Read the lines below. Copy out any that hold the string "JSON".

===============

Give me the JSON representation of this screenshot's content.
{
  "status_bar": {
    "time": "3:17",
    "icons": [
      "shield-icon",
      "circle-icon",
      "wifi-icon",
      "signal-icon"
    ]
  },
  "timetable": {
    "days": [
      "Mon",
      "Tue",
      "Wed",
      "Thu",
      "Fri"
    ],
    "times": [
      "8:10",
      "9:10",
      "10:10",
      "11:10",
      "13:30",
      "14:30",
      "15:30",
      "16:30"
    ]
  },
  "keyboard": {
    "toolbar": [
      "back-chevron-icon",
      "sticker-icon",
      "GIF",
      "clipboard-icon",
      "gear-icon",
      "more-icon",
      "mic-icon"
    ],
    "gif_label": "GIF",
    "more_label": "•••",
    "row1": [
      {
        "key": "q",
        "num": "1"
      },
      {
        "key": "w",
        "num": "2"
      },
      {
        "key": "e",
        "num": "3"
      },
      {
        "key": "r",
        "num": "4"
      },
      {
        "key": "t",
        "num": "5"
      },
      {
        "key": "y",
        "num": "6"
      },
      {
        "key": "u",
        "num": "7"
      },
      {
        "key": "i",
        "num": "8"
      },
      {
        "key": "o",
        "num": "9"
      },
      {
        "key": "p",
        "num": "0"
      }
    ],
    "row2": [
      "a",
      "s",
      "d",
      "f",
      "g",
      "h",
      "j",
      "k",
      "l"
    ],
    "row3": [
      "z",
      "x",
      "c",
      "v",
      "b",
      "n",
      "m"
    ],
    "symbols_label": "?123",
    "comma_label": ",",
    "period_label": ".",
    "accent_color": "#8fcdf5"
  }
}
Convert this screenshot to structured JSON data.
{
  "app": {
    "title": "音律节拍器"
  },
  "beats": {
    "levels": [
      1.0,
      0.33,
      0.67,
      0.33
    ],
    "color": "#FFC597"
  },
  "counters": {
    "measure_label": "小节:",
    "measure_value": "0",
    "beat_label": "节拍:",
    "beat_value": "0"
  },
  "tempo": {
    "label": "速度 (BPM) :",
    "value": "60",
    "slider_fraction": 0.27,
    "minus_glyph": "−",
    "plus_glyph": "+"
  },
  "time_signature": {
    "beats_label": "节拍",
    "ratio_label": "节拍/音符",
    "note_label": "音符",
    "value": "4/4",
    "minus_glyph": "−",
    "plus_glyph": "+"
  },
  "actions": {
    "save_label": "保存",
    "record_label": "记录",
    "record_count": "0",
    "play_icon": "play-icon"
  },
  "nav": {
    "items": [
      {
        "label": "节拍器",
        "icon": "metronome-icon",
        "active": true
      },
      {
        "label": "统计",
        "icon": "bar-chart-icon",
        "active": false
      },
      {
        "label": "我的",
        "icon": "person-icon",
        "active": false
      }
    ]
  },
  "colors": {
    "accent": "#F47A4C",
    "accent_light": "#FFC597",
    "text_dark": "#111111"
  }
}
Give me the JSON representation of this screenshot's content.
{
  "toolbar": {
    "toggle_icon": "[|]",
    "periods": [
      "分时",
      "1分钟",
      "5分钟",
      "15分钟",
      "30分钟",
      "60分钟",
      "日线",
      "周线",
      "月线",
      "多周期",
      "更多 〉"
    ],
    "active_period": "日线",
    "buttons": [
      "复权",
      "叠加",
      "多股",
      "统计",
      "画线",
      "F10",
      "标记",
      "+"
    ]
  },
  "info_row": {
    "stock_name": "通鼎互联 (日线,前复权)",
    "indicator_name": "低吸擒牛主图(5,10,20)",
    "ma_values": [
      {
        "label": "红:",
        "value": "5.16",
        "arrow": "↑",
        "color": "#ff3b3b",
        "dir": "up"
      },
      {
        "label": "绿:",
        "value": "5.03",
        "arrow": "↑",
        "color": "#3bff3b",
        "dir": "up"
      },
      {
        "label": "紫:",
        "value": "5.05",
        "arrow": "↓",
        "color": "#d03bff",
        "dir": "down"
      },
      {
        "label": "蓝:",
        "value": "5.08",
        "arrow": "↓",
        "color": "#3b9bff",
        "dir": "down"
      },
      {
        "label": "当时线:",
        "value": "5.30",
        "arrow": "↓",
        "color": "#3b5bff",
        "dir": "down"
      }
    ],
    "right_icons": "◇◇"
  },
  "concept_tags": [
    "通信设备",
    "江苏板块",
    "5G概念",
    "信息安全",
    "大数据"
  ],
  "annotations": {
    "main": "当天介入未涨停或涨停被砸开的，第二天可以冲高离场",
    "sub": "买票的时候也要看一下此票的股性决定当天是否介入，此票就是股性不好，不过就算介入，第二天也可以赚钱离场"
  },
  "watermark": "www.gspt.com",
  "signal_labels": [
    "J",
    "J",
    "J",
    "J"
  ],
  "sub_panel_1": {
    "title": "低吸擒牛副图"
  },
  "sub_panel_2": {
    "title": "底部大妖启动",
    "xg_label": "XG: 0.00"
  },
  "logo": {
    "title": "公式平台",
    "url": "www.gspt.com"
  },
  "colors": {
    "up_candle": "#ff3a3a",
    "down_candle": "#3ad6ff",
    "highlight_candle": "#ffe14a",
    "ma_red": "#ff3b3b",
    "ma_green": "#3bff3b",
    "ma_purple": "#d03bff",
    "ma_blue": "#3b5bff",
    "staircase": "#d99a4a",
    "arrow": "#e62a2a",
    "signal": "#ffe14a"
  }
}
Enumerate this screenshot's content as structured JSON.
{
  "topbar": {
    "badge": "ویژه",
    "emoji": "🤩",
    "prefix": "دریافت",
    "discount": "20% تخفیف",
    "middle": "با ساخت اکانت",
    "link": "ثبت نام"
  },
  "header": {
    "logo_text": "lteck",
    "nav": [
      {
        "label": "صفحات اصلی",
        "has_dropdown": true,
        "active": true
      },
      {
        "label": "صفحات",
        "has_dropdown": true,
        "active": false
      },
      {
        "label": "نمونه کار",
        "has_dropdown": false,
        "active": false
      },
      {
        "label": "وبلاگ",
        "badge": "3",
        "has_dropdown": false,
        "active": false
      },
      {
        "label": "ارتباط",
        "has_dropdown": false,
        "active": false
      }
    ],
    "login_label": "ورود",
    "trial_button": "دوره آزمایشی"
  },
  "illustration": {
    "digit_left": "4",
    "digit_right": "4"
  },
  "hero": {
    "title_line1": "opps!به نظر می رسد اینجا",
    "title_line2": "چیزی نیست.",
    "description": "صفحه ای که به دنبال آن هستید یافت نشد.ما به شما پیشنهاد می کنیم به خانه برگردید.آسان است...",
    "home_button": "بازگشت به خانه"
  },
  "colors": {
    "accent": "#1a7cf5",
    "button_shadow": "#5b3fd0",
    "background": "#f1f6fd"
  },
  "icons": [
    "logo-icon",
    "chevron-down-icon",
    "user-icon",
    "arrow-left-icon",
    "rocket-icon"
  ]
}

===============

SOLUTION:
Give me the JSON representation of this screenshot's content.
Convert this screenshot to structured JSON data.
Give me the JSON representation of this screenshot's content.
Enumerate this screenshot's content as structured JSON.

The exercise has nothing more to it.